## TASK DIRECTIONS
Copy the rows below, swapping each "data-point" for "marker" and leaving everything else unchanged.

## GIVEN DATA
>>>

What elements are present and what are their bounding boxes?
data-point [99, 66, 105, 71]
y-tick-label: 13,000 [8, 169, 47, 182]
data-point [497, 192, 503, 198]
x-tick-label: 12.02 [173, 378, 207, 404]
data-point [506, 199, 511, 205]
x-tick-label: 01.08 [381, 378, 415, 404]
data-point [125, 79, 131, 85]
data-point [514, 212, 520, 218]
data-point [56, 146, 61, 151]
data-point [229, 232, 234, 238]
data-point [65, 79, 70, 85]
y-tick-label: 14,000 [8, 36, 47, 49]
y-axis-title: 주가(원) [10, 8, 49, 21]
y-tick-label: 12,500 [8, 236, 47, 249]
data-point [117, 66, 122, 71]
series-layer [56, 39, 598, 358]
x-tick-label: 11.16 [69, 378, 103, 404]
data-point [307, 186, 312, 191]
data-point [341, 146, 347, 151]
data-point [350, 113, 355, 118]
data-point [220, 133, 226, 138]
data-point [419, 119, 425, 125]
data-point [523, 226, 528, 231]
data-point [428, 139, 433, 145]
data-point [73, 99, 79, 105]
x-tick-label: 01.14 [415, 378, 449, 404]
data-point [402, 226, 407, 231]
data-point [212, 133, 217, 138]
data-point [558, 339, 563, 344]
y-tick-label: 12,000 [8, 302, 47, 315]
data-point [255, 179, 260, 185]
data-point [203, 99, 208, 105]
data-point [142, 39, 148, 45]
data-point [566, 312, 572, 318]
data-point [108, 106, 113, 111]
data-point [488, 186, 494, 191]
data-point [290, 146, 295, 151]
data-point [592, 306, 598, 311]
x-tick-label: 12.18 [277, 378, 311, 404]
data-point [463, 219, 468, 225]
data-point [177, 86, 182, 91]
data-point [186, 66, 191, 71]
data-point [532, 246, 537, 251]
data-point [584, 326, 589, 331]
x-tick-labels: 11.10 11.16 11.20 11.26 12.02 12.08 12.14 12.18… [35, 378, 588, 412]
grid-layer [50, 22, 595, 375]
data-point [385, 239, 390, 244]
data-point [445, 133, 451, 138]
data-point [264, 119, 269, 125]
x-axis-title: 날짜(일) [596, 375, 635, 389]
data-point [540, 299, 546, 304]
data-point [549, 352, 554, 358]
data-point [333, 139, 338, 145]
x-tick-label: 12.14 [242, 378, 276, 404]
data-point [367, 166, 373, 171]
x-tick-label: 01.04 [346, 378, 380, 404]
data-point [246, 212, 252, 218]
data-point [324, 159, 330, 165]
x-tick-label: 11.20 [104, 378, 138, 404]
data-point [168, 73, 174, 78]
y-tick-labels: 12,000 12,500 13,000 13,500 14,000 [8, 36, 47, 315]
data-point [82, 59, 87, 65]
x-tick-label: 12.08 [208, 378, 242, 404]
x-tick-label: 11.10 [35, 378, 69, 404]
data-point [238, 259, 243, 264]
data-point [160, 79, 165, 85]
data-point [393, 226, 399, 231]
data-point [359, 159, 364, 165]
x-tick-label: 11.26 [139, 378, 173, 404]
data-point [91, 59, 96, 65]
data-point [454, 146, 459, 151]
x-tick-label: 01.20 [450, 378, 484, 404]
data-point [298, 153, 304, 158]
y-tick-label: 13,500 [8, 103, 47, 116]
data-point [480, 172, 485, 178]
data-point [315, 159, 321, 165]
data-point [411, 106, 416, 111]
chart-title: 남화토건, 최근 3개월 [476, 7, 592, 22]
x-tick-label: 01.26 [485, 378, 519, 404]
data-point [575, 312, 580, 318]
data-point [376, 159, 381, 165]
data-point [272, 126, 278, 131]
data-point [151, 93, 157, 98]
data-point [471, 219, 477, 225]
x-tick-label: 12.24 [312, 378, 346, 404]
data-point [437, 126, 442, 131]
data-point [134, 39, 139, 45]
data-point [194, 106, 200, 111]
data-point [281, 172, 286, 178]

<<<

## TASK RESPONSE
What elements are present and what are their bounding boxes?
marker [99, 66, 105, 71]
y-tick-label: 13,000 [8, 169, 47, 182]
marker [497, 192, 503, 198]
x-tick-label: 12.02 [173, 378, 207, 404]
marker [506, 199, 511, 205]
x-tick-label: 01.08 [381, 378, 415, 404]
marker [125, 79, 131, 85]
marker [514, 212, 520, 218]
marker [56, 146, 61, 151]
marker [229, 232, 234, 238]
marker [65, 79, 70, 85]
y-tick-label: 14,000 [8, 36, 47, 49]
y-axis-title: 주가(원) [10, 8, 49, 21]
y-tick-label: 12,500 [8, 236, 47, 249]
marker [117, 66, 122, 71]
series-layer [56, 39, 598, 358]
x-tick-label: 11.16 [69, 378, 103, 404]
marker [307, 186, 312, 191]
marker [341, 146, 347, 151]
marker [350, 113, 355, 118]
marker [220, 133, 226, 138]
marker [419, 119, 425, 125]
marker [523, 226, 528, 231]
marker [428, 139, 433, 145]
marker [73, 99, 79, 105]
x-tick-label: 01.14 [415, 378, 449, 404]
marker [402, 226, 407, 231]
marker [212, 133, 217, 138]
marker [558, 339, 563, 344]
y-tick-label: 12,000 [8, 302, 47, 315]
marker [255, 179, 260, 185]
marker [203, 99, 208, 105]
marker [142, 39, 148, 45]
marker [566, 312, 572, 318]
marker [108, 106, 113, 111]
marker [488, 186, 494, 191]
marker [290, 146, 295, 151]
marker [592, 306, 598, 311]
x-tick-label: 12.18 [277, 378, 311, 404]
marker [463, 219, 468, 225]
marker [177, 86, 182, 91]
marker [186, 66, 191, 71]
marker [532, 246, 537, 251]
marker [584, 326, 589, 331]
x-tick-labels: 11.10 11.16 11.20 11.26 12.02 12.08 12.14 12.18… [35, 378, 588, 412]
grid-layer [50, 22, 595, 375]
marker [385, 239, 390, 244]
marker [445, 133, 451, 138]
marker [264, 119, 269, 125]
x-axis-title: 날짜(일) [596, 375, 635, 389]
marker [540, 299, 546, 304]
marker [549, 352, 554, 358]
marker [333, 139, 338, 145]
x-tick-label: 12.14 [242, 378, 276, 404]
marker [367, 166, 373, 171]
x-tick-label: 01.04 [346, 378, 380, 404]
marker [246, 212, 252, 218]
marker [324, 159, 330, 165]
x-tick-label: 11.20 [104, 378, 138, 404]
marker [168, 73, 174, 78]
y-tick-labels: 12,000 12,500 13,000 13,500 14,000 [8, 36, 47, 315]
marker [82, 59, 87, 65]
x-tick-label: 12.08 [208, 378, 242, 404]
x-tick-label: 11.10 [35, 378, 69, 404]
marker [238, 259, 243, 264]
marker [160, 79, 165, 85]
marker [393, 226, 399, 231]
marker [359, 159, 364, 165]
x-tick-label: 11.26 [139, 378, 173, 404]
marker [91, 59, 96, 65]
marker [454, 146, 459, 151]
x-tick-label: 01.20 [450, 378, 484, 404]
marker [298, 153, 304, 158]
y-tick-label: 13,500 [8, 103, 47, 116]
marker [480, 172, 485, 178]
marker [315, 159, 321, 165]
marker [411, 106, 416, 111]
chart-title: 남화토건, 최근 3개월 [476, 7, 592, 22]
x-tick-label: 01.26 [485, 378, 519, 404]
marker [575, 312, 580, 318]
marker [376, 159, 381, 165]
marker [272, 126, 278, 131]
marker [151, 93, 157, 98]
marker [471, 219, 477, 225]
x-tick-label: 12.24 [312, 378, 346, 404]
marker [437, 126, 442, 131]
marker [134, 39, 139, 45]
marker [194, 106, 200, 111]
marker [281, 172, 286, 178]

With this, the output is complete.